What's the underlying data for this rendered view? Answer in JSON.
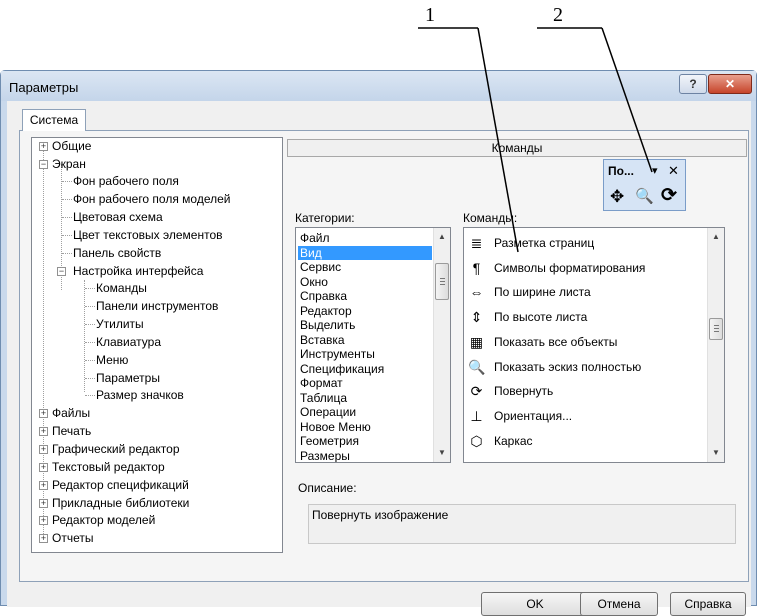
{
  "annotations": {
    "a1": "1",
    "a2": "2"
  },
  "window": {
    "title": "Параметры",
    "help_glyph": "?",
    "close_glyph": "✕"
  },
  "tab": {
    "label": "Система"
  },
  "tree": {
    "obschie": "Общие",
    "ekran": "Экран",
    "fon": "Фон рабочего поля",
    "fon_models": "Фон рабочего поля моделей",
    "color_scheme": "Цветовая схема",
    "text_color": "Цвет текстовых элементов",
    "props_panel": "Панель свойств",
    "iface": "Настройка интерфейса",
    "commands": "Команды",
    "toolbars": "Панели инструментов",
    "utils": "Утилиты",
    "keyboard": "Клавиатура",
    "menu": "Меню",
    "params": "Параметры",
    "icon_size": "Размер значков",
    "files": "Файлы",
    "print": "Печать",
    "graph_editor": "Графический редактор",
    "text_editor": "Текстовый редактор",
    "spec_editor": "Редактор спецификаций",
    "libs": "Прикладные библиотеки",
    "model_editor": "Редактор моделей",
    "reports": "Отчеты"
  },
  "commands_header": "Команды",
  "categories_label": "Категории:",
  "commands_label": "Команды:",
  "categories": [
    "Файл",
    "Вид",
    "Сервис",
    "Окно",
    "Справка",
    "Редактор",
    "Выделить",
    "Вставка",
    "Инструменты",
    "Спецификация",
    "Формат",
    "Таблица",
    "Операции",
    "Новое Меню",
    "Геометрия",
    "Размеры"
  ],
  "selected_category": "Вид",
  "commands": [
    {
      "icon": "page-layout-icon",
      "glyph": "≣",
      "label": "Разметка страниц"
    },
    {
      "icon": "pilcrow-icon",
      "glyph": "¶",
      "label": "Символы форматирования"
    },
    {
      "icon": "fit-width-icon",
      "glyph": "⇔",
      "label": "По ширине листа"
    },
    {
      "icon": "fit-height-icon",
      "glyph": "⇕",
      "label": "По высоте листа"
    },
    {
      "icon": "show-all-icon",
      "glyph": "▦",
      "label": "Показать все объекты"
    },
    {
      "icon": "zoom-fit-icon",
      "glyph": "🔍",
      "label": "Показать эскиз полностью"
    },
    {
      "icon": "rotate-icon",
      "glyph": "⟳",
      "label": "Повернуть"
    },
    {
      "icon": "orientation-icon",
      "glyph": "⊥",
      "label": "Ориентация..."
    },
    {
      "icon": "wireframe-icon",
      "glyph": "⬡",
      "label": "Каркас"
    }
  ],
  "description_label": "Описание:",
  "description_text": "Повернуть изображение",
  "mini_toolbar": {
    "title": "По...",
    "pin_glyph": "▾",
    "close_glyph": "✕",
    "move_glyph": "✥",
    "zoom_glyph": "🔍",
    "rotate_glyph": "⟳"
  },
  "buttons": {
    "ok": "OK",
    "cancel": "Отмена",
    "help": "Справка"
  }
}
----------------
▶ _Problem to work on_
Pull out every line in the data above that has the word "Показать".

▶ _Result for this exercise_
      "label": "Показать все объекты"
      "label": "Показать эскиз полностью"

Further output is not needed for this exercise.